» **Dataset records**
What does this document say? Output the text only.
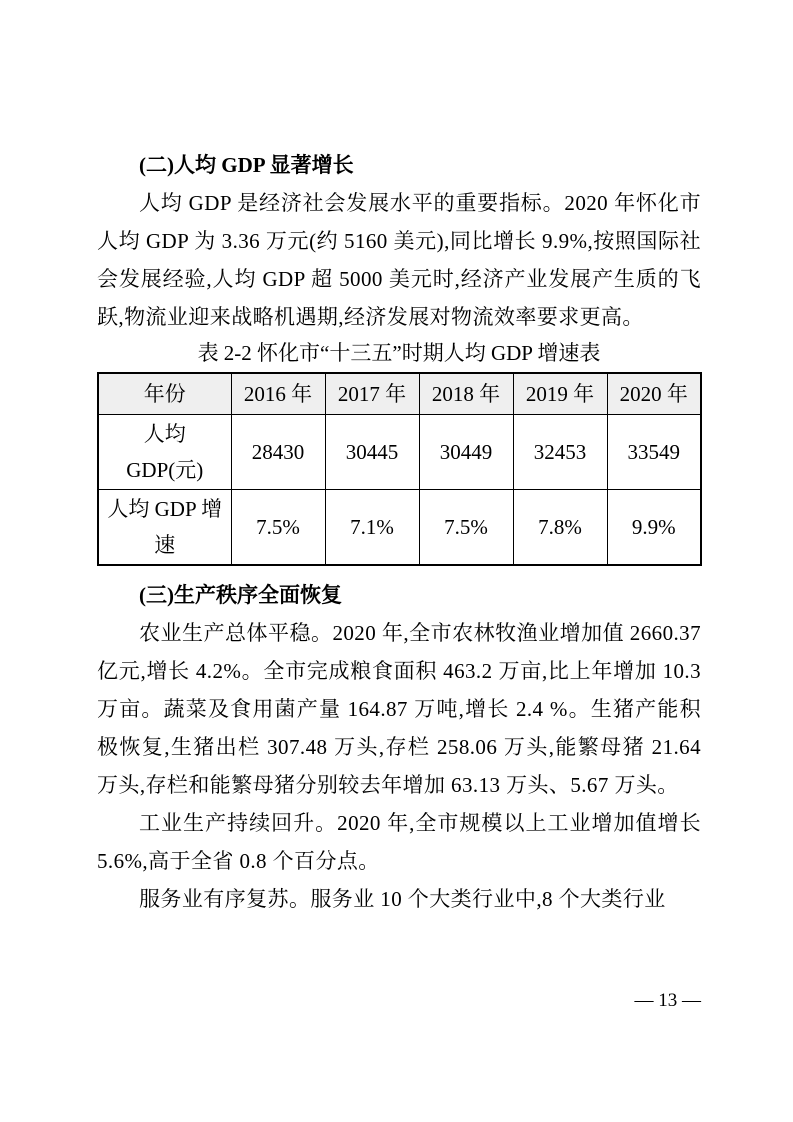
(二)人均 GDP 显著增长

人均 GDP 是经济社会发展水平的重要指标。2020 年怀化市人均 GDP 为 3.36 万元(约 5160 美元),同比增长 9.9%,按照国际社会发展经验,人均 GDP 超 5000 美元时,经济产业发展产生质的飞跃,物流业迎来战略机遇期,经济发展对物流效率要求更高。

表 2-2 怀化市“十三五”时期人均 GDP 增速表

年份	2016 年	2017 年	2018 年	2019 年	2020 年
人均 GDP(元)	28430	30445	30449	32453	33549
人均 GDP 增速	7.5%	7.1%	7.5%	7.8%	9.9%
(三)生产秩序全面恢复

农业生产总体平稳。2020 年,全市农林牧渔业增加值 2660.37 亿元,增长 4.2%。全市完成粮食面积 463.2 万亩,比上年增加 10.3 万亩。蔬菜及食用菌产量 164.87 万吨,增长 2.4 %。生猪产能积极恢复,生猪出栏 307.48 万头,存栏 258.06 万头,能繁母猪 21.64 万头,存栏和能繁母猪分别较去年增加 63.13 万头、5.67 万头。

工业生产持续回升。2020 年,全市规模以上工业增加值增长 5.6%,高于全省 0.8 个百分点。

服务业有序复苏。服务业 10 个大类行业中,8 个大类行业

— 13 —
==
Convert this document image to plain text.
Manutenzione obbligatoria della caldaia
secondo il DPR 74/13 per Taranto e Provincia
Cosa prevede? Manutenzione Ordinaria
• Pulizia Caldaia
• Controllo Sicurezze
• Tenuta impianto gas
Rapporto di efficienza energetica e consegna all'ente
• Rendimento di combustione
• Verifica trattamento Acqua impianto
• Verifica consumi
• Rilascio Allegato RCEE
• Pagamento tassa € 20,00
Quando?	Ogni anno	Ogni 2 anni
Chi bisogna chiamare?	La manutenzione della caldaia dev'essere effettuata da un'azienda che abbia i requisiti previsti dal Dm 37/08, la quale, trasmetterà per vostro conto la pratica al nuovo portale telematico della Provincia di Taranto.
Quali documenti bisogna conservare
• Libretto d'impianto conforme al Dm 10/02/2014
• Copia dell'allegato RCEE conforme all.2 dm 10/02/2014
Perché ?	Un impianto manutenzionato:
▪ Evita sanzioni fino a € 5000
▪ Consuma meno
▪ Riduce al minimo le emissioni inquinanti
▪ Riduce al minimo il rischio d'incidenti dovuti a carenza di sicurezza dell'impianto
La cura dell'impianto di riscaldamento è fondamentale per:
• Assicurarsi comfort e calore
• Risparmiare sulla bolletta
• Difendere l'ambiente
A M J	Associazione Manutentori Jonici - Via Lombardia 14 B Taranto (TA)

» **Task to carry out**
From the entries, report each line that includes the word "Taranto".

» **Completed task**
secondo il DPR 74/13 per Taranto e Provincia
Chi bisogna chiamare?	La manutenzione della caldaia dev'essere effettuata da un'azienda che abbia i requisiti previsti dal Dm 37/08, la quale, trasmetterà per vostro conto la pratica al nuovo portale telematico della Provincia di Taranto.
A M J	Associazione Manutentori Jonici - Via Lombardia 14 B Taranto (TA)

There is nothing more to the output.